> _WHAT THE TASK ASKS_:
Read through the records below and copy each line that uses the word "question".

*** ENTRIES ***

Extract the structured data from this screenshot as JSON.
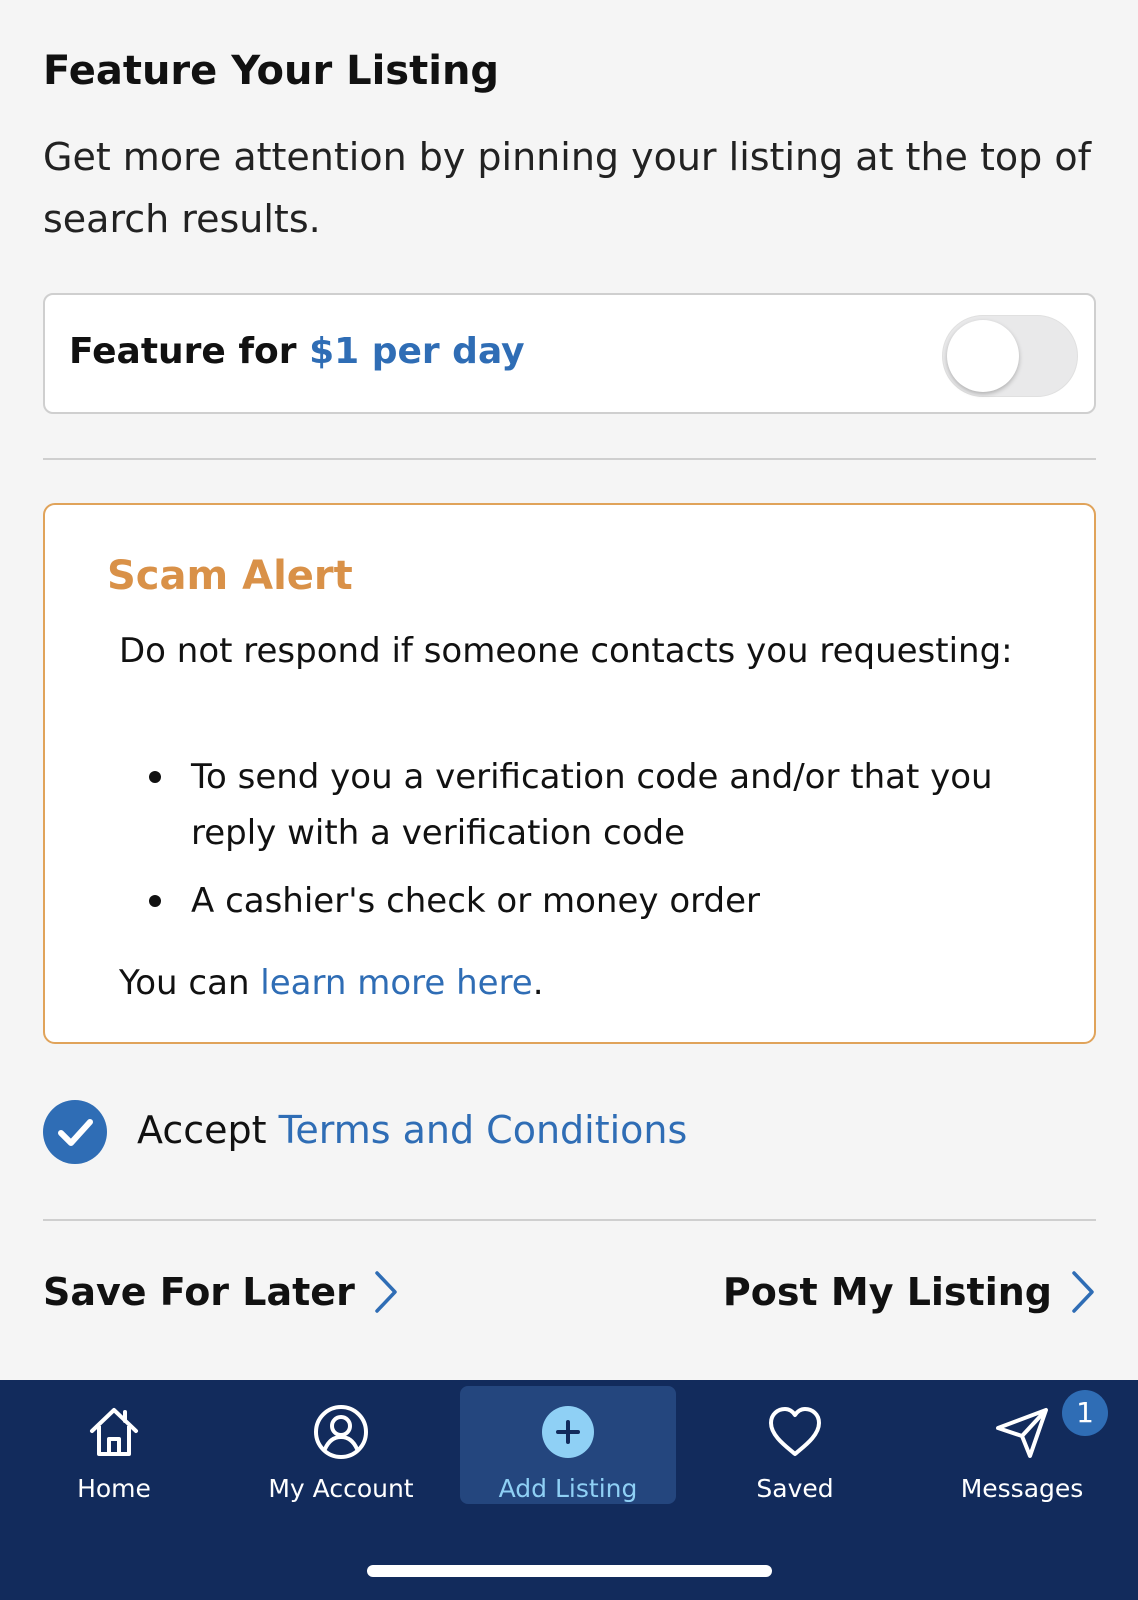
{
  "feature": {
    "title": "Feature Your Listing",
    "description": "Get more attention by pinning your listing at the top of search results.",
    "toggle_label": "Feature for ",
    "toggle_price": "$1 per day",
    "toggle_on": false
  },
  "scam_alert": {
    "title": "Scam Alert",
    "intro": "Do not respond if someone contacts you requesting:",
    "items": [
      "To send you a verification code and/or that you reply with a verification code",
      "A cashier's check or money order"
    ],
    "footer_prefix": "You can ",
    "footer_link": "learn more here",
    "footer_suffix": "."
  },
  "terms": {
    "checked": true,
    "label": "Accept",
    "link": "Terms and Conditions"
  },
  "actions": {
    "save_label": "Save For Later",
    "post_label": "Post My Listing"
  },
  "tabbar": {
    "items": [
      {
        "label": "Home",
        "icon": "home-icon"
      },
      {
        "label": "My Account",
        "icon": "account-icon"
      },
      {
        "label": "Add Listing",
        "icon": "add-icon",
        "active": true
      },
      {
        "label": "Saved",
        "icon": "heart-icon"
      },
      {
        "label": "Messages",
        "icon": "paper-plane-icon",
        "badge": "1"
      }
    ]
  },
  "colors": {
    "accent": "#2f6db5",
    "alert": "#d99148",
    "tabbar": "#122b5c",
    "active_label": "#8fd0f5"
  }
}
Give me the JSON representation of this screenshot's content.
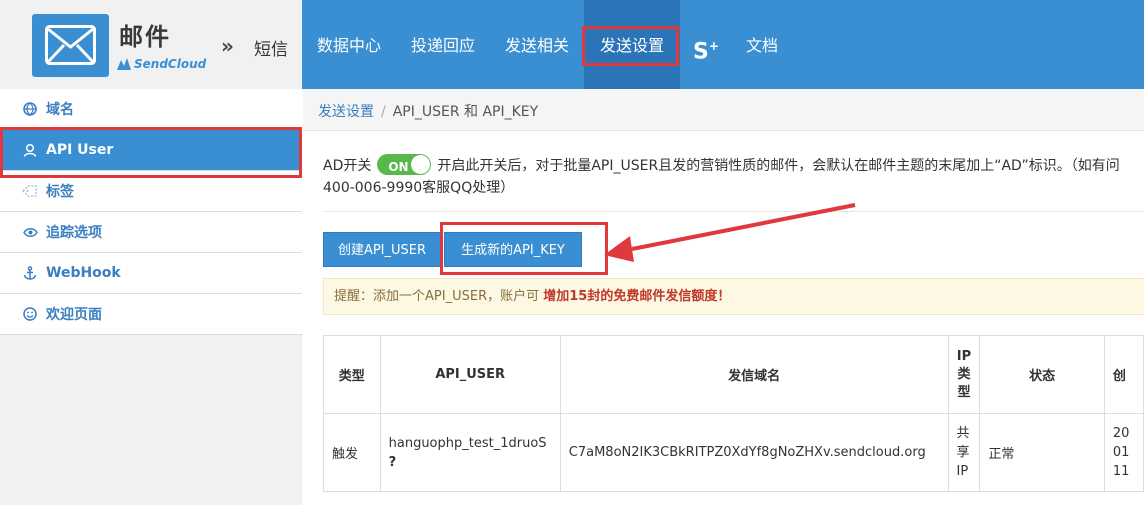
{
  "brand": {
    "title": "邮件",
    "sub": "SendCloud",
    "arrow": "»",
    "sms": "短信"
  },
  "topnav": [
    {
      "label": "数据中心"
    },
    {
      "label": "投递回应"
    },
    {
      "label": "发送相关"
    },
    {
      "label": "发送设置"
    },
    {
      "label": "S"
    },
    {
      "label": "文档"
    }
  ],
  "sidebar": [
    {
      "label": "域名",
      "icon": "globe-icon"
    },
    {
      "label": "API User",
      "icon": "user-icon"
    },
    {
      "label": "标签",
      "icon": "tag-icon"
    },
    {
      "label": "追踪选项",
      "icon": "eye-icon"
    },
    {
      "label": "WebHook",
      "icon": "anchor-icon"
    },
    {
      "label": "欢迎页面",
      "icon": "smile-icon"
    }
  ],
  "breadcrumb": {
    "parent": "发送设置",
    "separator": "/",
    "current": "API_USER 和 API_KEY"
  },
  "ad": {
    "label": "AD开关",
    "toggle": "ON",
    "text": "开启此开关后，对于批量API_USER且发的营销性质的邮件，会默认在邮件主题的末尾加上“AD”标识。（如有问",
    "text2": "400-006-9990客服QQ处理）"
  },
  "buttons": {
    "create": "创建API_USER",
    "generate": "生成新的API_KEY"
  },
  "notice": {
    "prefix": "提醒：",
    "text": "添加一个API_USER，账户可",
    "strong": "增加15封的免费邮件发信额度！"
  },
  "table": {
    "headers": [
      "类型",
      "API_USER",
      "发信域名",
      "IP类型",
      "状态",
      "创"
    ],
    "row": {
      "type": "触发",
      "api_user": "hanguophp_test_1druoS",
      "api_user_tail": "?",
      "domain": "C7aM8oN2IK3CBkRITPZ0XdYf8gNoZHXv.sendcloud.org",
      "ip_type": "共享IP",
      "status": "正常",
      "created_partial": "20\n01\n11"
    }
  },
  "colors": {
    "primary": "#3a8fd2",
    "highlight": "#e0383c",
    "toggle_on": "#58b84c"
  }
}
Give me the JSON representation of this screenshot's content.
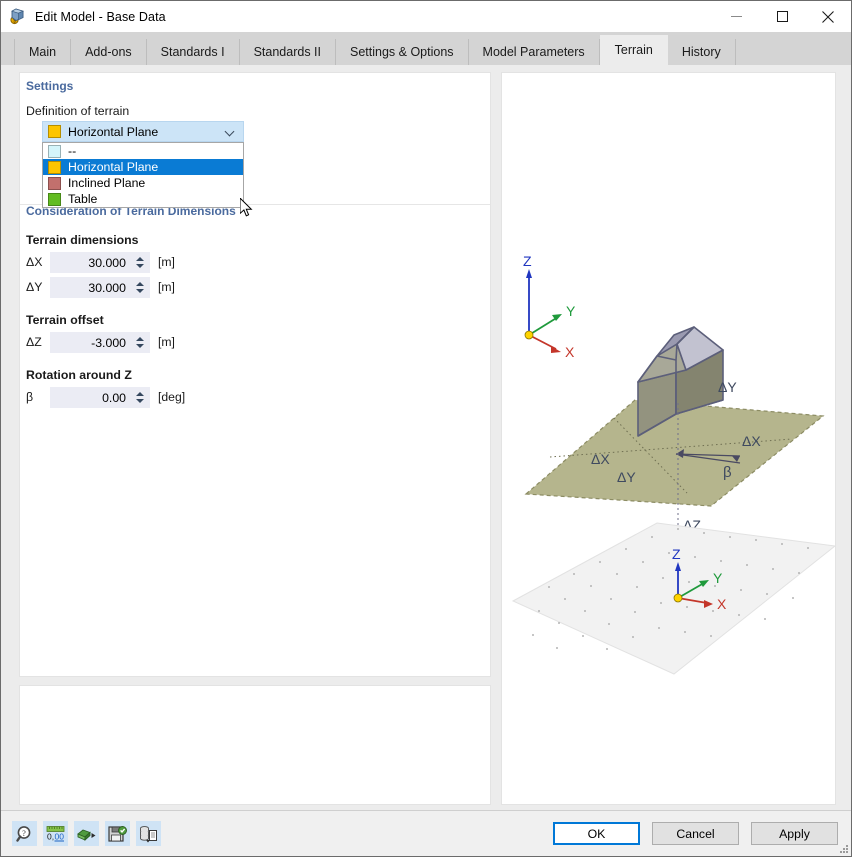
{
  "window": {
    "title": "Edit Model - Base Data",
    "icon": "app-cube-icon",
    "minimize": "minimize-icon",
    "maximize": "maximize-icon",
    "close": "close-icon"
  },
  "tabs": [
    {
      "label": "Main",
      "active": false
    },
    {
      "label": "Add-ons",
      "active": false
    },
    {
      "label": "Standards I",
      "active": false
    },
    {
      "label": "Standards II",
      "active": false
    },
    {
      "label": "Settings & Options",
      "active": false
    },
    {
      "label": "Model Parameters",
      "active": false
    },
    {
      "label": "Terrain",
      "active": true
    },
    {
      "label": "History",
      "active": false
    }
  ],
  "settings": {
    "group_title": "Settings",
    "definition_label": "Definition of terrain",
    "combo": {
      "value": "Horizontal Plane",
      "swatch_color": "#fdc500",
      "open": true,
      "options": [
        {
          "label": "--",
          "swatch_color": "#d4f5fb",
          "selected": false
        },
        {
          "label": "Horizontal Plane",
          "swatch_color": "#fdc500",
          "selected": true
        },
        {
          "label": "Inclined Plane",
          "swatch_color": "#c2706d",
          "selected": false
        },
        {
          "label": "Table",
          "swatch_color": "#62bc21",
          "selected": false
        }
      ]
    }
  },
  "consideration": {
    "group_title": "Consideration of Terrain Dimensions",
    "dimensions_label": "Terrain dimensions",
    "offset_label": "Terrain offset",
    "rotation_label": "Rotation around Z",
    "fields": [
      {
        "name": "delta-x",
        "symbol": "ΔX",
        "value": "30.000",
        "unit": "[m]"
      },
      {
        "name": "delta-y",
        "symbol": "ΔY",
        "value": "30.000",
        "unit": "[m]"
      },
      {
        "name": "delta-z",
        "symbol": "ΔZ",
        "value": "-3.000",
        "unit": "[m]"
      },
      {
        "name": "beta",
        "symbol": "β",
        "value": "0.00",
        "unit": "[deg]"
      }
    ]
  },
  "viewport": {
    "name": "terrain-3d-preview",
    "upper_axes": {
      "z": "Z",
      "y": "Y",
      "x": "X"
    },
    "lower_axes": {
      "z": "Z",
      "y": "Y",
      "x": "X"
    },
    "annotations": {
      "dx_left": "ΔX",
      "dy_left": "ΔY",
      "dy_right": "ΔY",
      "dx_right": "ΔX",
      "beta": "β",
      "dz": "ΔZ"
    },
    "colors": {
      "terrain_plane": "#b5b58d",
      "grid_plane": "#f0f0f0",
      "axis_x": "#c4362a",
      "axis_y": "#1f9a3c",
      "axis_z": "#2036c0",
      "origin": "#ffd400",
      "building": "#8a8a8a"
    }
  },
  "toolbar": {
    "buttons": [
      {
        "name": "help-lookup-button",
        "icon": "magnifier-question-icon"
      },
      {
        "name": "decimal-places-button",
        "icon": "number-format-icon"
      },
      {
        "name": "import-button",
        "icon": "import-arrow-icon"
      },
      {
        "name": "save-as-button",
        "icon": "save-plus-icon"
      },
      {
        "name": "export-data-button",
        "icon": "database-export-icon"
      }
    ]
  },
  "dialog_buttons": {
    "ok": "OK",
    "cancel": "Cancel",
    "apply": "Apply"
  }
}
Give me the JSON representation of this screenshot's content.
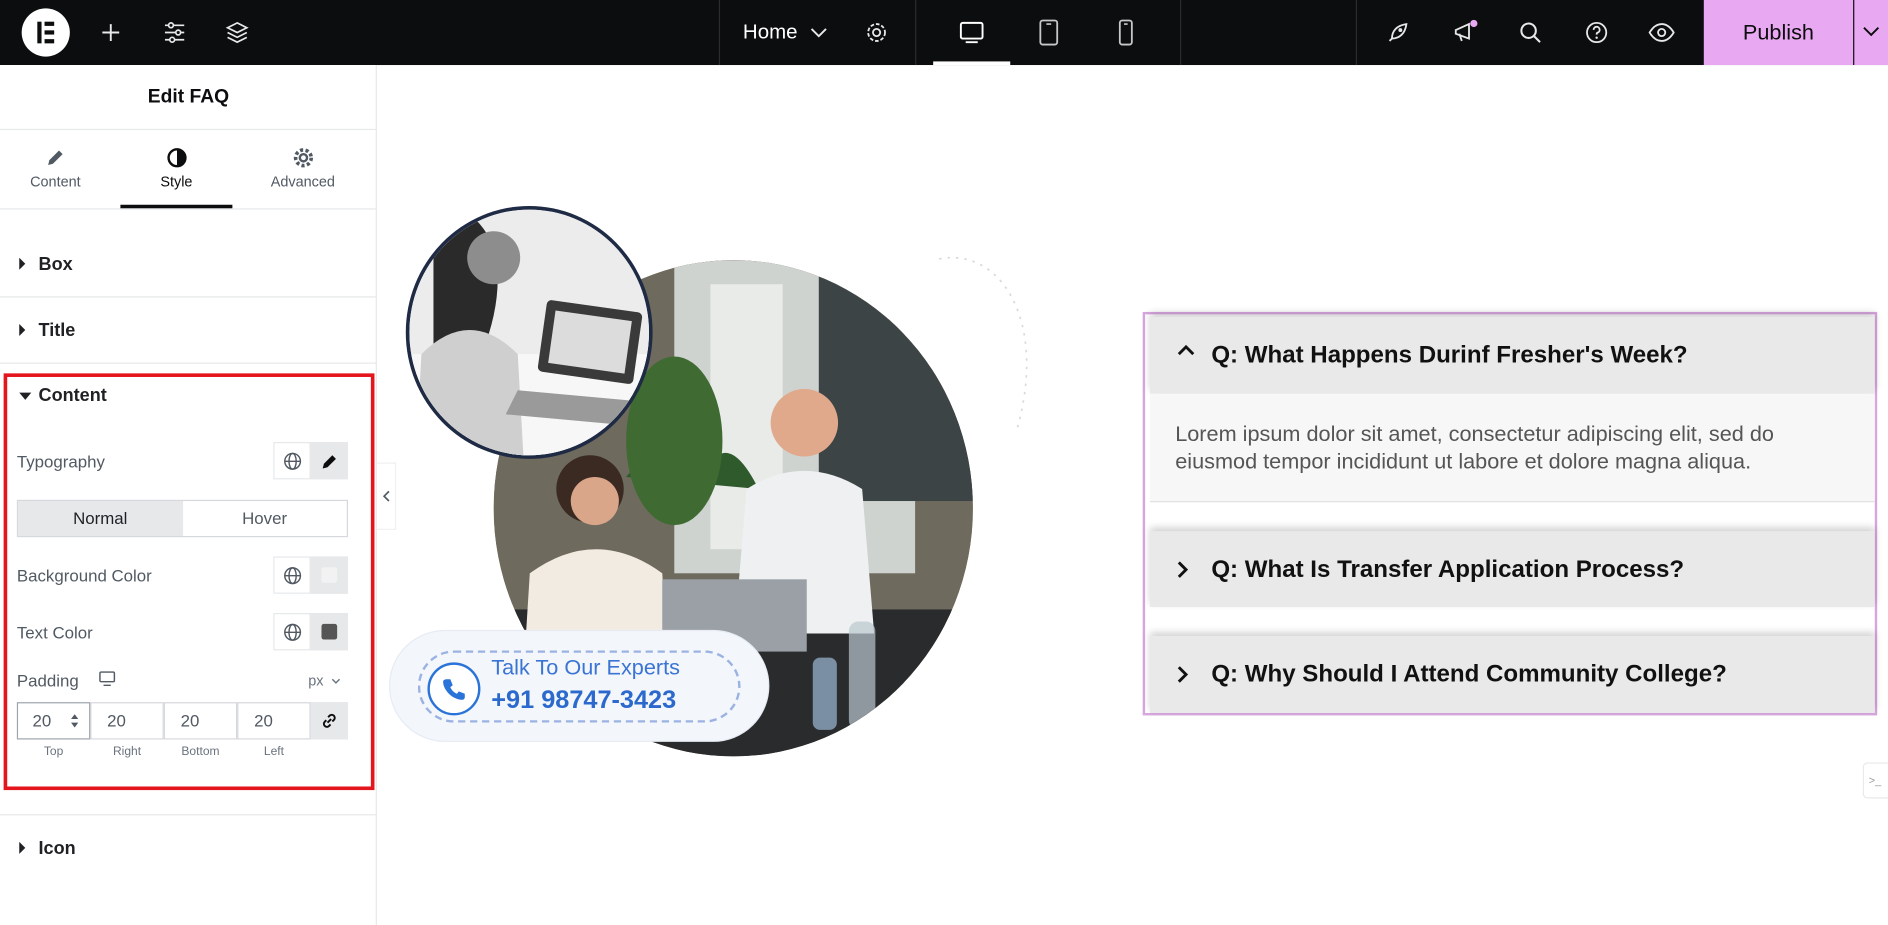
{
  "topbar": {
    "page_name": "Home",
    "publish_label": "Publish"
  },
  "panel": {
    "title": "Edit FAQ",
    "tabs": [
      {
        "label": "Content"
      },
      {
        "label": "Style"
      },
      {
        "label": "Advanced"
      }
    ],
    "sections": {
      "box": "Box",
      "title": "Title",
      "content": "Content",
      "icon": "Icon"
    },
    "content_controls": {
      "typography": "Typography",
      "state_normal": "Normal",
      "state_hover": "Hover",
      "background_color": "Background Color",
      "text_color": "Text Color",
      "padding": "Padding",
      "unit": "px",
      "padding_values": {
        "top": "20",
        "right": "20",
        "bottom": "20",
        "left": "20"
      },
      "padding_labels": {
        "top": "Top",
        "right": "Right",
        "bottom": "Bottom",
        "left": "Left"
      }
    }
  },
  "canvas": {
    "cta": {
      "line1": "Talk To Our Experts",
      "line2": "+91 98747-3423"
    },
    "faq": [
      {
        "question": "Q: What Happens Durinf Fresher's Week?",
        "answer": "Lorem ipsum dolor sit amet, consectetur adipiscing elit, sed do eiusmod tempor incididunt ut labore et dolore magna aliqua.",
        "expanded": true
      },
      {
        "question": "Q: What Is Transfer Application Process?",
        "expanded": false
      },
      {
        "question": "Q: Why Should I Attend Community College?",
        "expanded": false
      }
    ],
    "side_tab": ">_"
  },
  "colors": {
    "publish_bg": "#e9a9f2",
    "highlight_border": "#e4161d",
    "faq_frame": "#d7a6de",
    "cta_blue": "#2b69cc"
  }
}
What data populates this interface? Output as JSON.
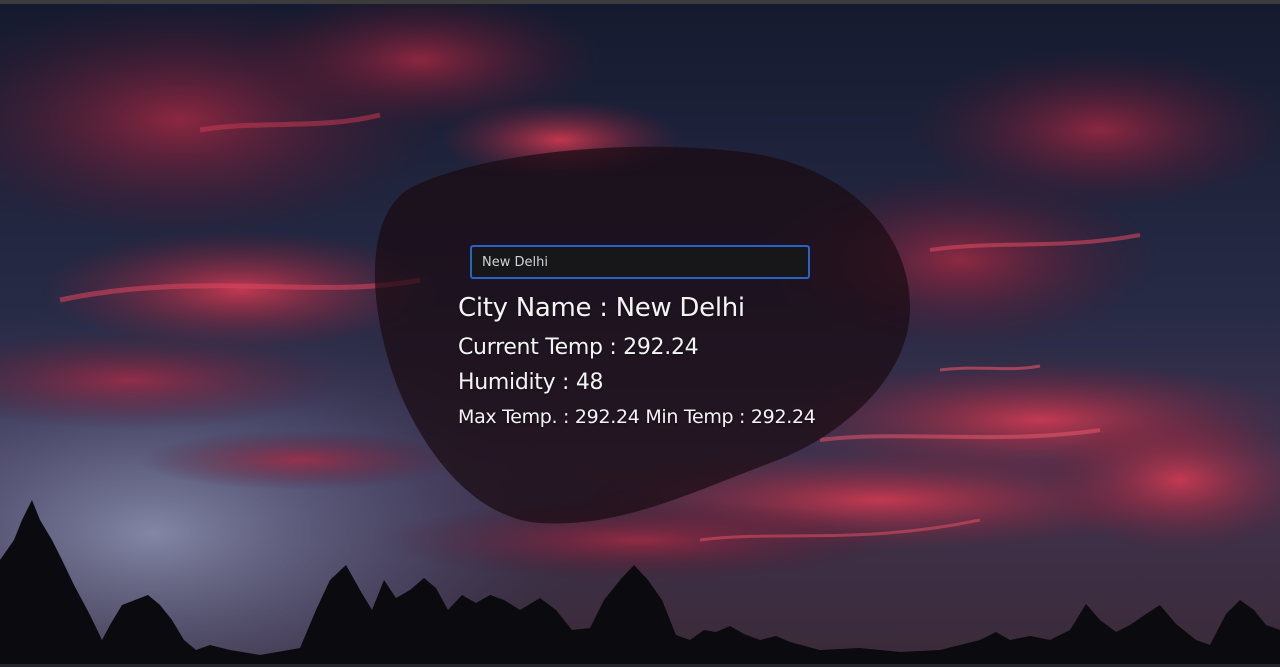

***

> _SOLUTION TO THIS EXERCISE_:
        "icon": "magnifier-question-icon"
        "question": "Q: What Happens Durinf Fresher's Week?",
        "question": "Q: What Is Transfer Application Process?",
        "question": "Q: Why Should I Attend Community College?",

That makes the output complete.